▶ **Raw records**:
_____

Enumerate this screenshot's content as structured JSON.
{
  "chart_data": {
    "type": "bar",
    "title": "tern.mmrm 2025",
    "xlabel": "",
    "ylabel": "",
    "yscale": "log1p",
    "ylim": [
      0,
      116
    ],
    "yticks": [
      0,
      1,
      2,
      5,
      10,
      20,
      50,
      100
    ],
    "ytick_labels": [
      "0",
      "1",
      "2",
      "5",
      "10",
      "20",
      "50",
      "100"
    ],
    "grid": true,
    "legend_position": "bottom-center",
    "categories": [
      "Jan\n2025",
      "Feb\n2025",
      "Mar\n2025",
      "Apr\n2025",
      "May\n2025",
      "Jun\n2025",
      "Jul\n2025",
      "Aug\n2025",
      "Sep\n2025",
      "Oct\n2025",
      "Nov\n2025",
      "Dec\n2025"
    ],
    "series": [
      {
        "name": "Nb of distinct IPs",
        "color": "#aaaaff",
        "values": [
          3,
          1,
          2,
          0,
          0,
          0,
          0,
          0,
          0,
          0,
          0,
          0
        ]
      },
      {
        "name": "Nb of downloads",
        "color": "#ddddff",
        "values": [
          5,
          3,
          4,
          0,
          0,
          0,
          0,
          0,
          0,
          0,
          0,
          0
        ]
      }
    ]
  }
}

_____

▶ **Given problem**:
Show the lines of the records that contain the word "name".

▶ **Final answer**:
        "name": "Nb of distinct IPs",
        "name": "Nb of downloads",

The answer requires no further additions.